- Records shown
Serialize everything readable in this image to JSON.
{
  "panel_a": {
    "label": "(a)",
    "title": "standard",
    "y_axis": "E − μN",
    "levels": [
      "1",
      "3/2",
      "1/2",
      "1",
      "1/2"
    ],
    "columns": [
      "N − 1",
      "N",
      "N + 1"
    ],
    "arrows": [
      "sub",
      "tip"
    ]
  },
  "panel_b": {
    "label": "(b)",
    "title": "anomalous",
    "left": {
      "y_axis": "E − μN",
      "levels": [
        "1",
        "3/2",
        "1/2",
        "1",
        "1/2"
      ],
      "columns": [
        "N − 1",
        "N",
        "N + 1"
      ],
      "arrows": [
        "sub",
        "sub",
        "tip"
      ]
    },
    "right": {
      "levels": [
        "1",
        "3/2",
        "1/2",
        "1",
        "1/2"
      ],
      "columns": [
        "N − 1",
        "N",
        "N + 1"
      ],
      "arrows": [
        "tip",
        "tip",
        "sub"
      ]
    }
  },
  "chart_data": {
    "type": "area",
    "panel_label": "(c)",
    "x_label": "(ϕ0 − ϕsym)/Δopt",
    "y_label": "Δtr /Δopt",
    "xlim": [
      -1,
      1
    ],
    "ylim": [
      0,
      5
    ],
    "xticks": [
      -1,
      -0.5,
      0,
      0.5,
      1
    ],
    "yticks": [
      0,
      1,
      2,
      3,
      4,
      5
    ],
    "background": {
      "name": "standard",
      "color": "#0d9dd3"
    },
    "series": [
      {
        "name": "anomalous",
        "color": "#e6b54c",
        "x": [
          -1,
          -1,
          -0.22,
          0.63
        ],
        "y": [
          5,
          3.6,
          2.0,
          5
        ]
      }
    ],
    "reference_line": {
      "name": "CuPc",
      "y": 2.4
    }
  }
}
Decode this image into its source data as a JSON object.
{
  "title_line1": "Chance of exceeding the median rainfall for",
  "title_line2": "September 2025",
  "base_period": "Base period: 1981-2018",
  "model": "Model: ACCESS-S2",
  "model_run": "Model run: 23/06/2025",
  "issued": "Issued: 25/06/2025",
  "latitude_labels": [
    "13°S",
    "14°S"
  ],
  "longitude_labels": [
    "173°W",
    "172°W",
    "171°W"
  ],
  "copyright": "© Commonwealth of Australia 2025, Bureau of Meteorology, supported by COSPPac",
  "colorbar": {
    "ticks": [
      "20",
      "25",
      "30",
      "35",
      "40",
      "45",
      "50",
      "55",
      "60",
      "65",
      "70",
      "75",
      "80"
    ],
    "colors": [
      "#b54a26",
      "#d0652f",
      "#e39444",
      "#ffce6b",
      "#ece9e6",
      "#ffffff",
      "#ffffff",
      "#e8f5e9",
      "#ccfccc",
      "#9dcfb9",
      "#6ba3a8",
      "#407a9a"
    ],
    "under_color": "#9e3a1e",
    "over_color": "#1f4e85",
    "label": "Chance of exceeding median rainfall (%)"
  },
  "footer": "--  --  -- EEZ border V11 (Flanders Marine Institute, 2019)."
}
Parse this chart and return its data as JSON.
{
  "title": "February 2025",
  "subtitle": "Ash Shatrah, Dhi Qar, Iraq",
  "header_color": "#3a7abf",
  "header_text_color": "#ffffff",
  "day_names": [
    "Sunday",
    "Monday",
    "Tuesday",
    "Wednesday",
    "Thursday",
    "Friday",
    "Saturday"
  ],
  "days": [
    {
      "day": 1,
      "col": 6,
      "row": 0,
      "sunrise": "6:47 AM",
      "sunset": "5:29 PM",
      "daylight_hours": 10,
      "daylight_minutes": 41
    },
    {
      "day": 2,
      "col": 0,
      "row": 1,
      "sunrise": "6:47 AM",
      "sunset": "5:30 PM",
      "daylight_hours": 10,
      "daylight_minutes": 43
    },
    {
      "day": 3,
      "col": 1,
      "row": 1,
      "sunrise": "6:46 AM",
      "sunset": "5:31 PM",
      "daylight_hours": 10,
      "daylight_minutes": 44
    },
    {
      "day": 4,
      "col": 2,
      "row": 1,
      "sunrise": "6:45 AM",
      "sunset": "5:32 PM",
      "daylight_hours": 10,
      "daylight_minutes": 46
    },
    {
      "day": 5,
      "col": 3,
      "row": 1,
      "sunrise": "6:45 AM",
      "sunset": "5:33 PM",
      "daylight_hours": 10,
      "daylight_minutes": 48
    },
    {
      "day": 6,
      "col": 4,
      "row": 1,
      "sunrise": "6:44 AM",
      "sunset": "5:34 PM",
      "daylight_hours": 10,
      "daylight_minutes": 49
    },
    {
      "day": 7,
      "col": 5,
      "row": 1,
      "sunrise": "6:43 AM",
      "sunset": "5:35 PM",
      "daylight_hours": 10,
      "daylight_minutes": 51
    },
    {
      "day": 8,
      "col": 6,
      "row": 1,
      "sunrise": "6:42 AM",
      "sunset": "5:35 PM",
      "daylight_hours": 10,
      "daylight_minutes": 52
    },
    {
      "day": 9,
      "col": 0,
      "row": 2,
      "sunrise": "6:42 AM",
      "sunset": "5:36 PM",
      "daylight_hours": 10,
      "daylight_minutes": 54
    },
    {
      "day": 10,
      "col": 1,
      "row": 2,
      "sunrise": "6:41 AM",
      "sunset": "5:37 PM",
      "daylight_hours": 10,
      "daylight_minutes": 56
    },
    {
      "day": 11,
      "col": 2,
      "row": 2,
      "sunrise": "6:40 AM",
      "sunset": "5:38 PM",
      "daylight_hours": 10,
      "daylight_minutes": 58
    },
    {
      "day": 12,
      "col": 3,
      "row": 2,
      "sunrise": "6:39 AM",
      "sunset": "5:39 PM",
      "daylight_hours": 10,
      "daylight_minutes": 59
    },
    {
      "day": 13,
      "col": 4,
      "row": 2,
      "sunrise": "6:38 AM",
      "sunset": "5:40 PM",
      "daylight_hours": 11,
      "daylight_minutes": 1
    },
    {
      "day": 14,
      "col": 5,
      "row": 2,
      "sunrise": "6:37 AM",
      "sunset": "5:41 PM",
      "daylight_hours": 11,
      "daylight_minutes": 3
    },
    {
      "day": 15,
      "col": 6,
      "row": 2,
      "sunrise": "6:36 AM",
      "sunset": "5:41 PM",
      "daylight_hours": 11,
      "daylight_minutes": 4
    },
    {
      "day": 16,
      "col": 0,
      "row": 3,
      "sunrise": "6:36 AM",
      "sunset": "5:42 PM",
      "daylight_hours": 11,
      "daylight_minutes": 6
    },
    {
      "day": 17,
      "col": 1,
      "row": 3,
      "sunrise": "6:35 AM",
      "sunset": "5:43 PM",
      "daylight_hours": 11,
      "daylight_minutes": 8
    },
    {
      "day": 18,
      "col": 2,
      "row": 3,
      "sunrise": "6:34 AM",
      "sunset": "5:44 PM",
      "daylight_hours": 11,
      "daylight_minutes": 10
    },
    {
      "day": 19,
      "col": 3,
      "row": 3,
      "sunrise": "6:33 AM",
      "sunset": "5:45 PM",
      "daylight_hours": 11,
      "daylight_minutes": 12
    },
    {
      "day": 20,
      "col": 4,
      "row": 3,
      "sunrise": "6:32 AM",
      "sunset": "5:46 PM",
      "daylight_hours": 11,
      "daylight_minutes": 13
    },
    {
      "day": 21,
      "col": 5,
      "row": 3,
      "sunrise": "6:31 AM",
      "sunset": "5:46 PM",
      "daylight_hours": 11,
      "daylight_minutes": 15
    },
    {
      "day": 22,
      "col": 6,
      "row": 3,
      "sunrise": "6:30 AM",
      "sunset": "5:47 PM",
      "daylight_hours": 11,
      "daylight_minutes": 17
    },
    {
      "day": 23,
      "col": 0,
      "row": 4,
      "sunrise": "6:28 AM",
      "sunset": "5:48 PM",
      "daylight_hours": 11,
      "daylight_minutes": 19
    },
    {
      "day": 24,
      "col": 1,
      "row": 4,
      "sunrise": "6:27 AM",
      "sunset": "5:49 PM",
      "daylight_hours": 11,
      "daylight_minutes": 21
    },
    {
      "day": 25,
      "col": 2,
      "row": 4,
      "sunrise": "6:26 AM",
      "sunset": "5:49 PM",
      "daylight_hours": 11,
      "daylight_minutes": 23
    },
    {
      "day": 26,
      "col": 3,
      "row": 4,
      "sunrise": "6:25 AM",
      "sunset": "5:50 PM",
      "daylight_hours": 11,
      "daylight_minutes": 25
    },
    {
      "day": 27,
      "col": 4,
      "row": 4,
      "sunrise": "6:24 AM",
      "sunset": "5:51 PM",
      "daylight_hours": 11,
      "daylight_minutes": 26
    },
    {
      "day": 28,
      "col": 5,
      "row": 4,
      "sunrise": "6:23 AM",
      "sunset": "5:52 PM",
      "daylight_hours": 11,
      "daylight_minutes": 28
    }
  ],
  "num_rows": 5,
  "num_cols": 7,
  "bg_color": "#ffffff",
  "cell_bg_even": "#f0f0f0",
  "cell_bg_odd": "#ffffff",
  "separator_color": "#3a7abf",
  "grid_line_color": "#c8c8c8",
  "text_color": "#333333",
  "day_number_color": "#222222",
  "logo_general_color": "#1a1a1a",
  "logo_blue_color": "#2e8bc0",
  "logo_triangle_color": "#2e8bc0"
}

- Requirement
Copy each line of the data that contains the word "Model".

- The response
  "model": "Model: ACCESS-S2",
  "model_run": "Model run: 23/06/2025",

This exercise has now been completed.